[Data excerpts]
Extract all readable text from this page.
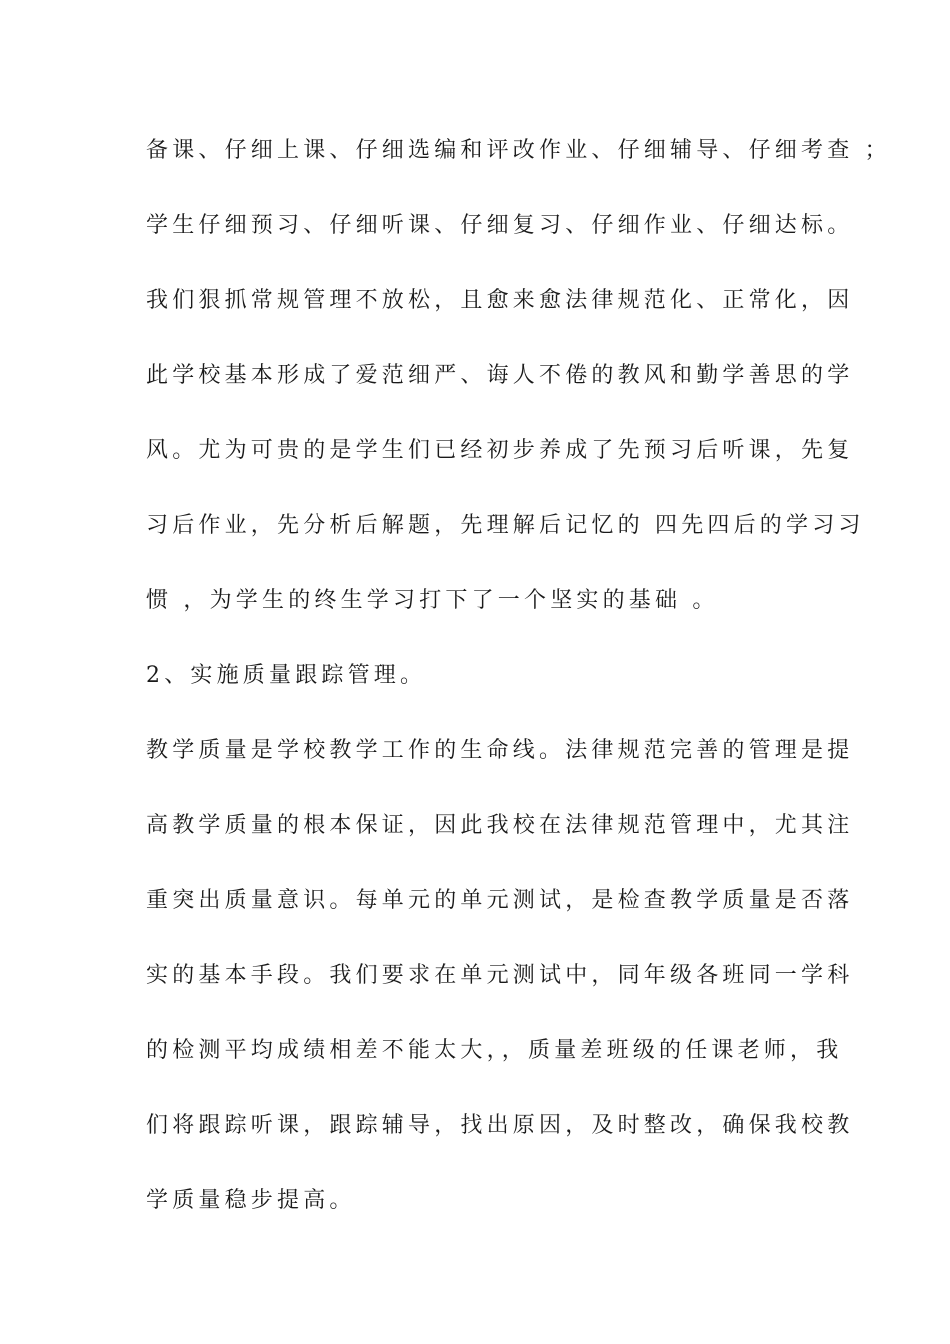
备课、仔细上课、仔细选编和评改作业、仔细辅导、仔细考查 ；
学生仔细预习、仔细听课、仔细复习、仔细作业、仔细达标。
我们狠抓常规管理不放松，且愈来愈法律规范化、正常化，因
此学校基本形成了爱范细严、诲人不倦的教风和勤学善思的学
风。尤为可贵的是学生们已经初步养成了先预习后听课，先复
习后作业，先分析后解题，先理解后记忆的 四先四后的学习习
惯 ，为学生的终生学习打下了一个坚实的基础 。
2、实施质量跟踪管理。
教学质量是学校教学工作的生命线。法律规范完善的管理是提
高教学质量的根本保证，因此我校在法律规范管理中，尤其注
重突出质量意识。每单元的单元测试，是检查教学质量是否落
实的基本手段。我们要求在单元测试中，同年级各班同一学科
的检测平均成绩相差不能太大，，质量差班级的任课老师，我
们将跟踪听课，跟踪辅导，找出原因，及时整改，确保我校教
学质量稳步提高。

Exercise instructions: Output the data above without changes, apart from leaving out the pictures.

Task solution:
Extract all readable text from this page.
备课、仔细上课、仔细选编和评改作业、仔细辅导、仔细考查 ；
学生仔细预习、仔细听课、仔细复习、仔细作业、仔细达标。
我们狠抓常规管理不放松，且愈来愈法律规范化、正常化，因
此学校基本形成了爱范细严、诲人不倦的教风和勤学善思的学
风。尤为可贵的是学生们已经初步养成了先预习后听课，先复
习后作业，先分析后解题，先理解后记忆的 四先四后的学习习
惯 ，为学生的终生学习打下了一个坚实的基础 。
2、实施质量跟踪管理。
教学质量是学校教学工作的生命线。法律规范完善的管理是提
高教学质量的根本保证，因此我校在法律规范管理中，尤其注
重突出质量意识。每单元的单元测试，是检查教学质量是否落
实的基本手段。我们要求在单元测试中，同年级各班同一学科
的检测平均成绩相差不能太大，，质量差班级的任课老师，我
们将跟踪听课，跟踪辅导，找出原因，及时整改，确保我校教
学质量稳步提高。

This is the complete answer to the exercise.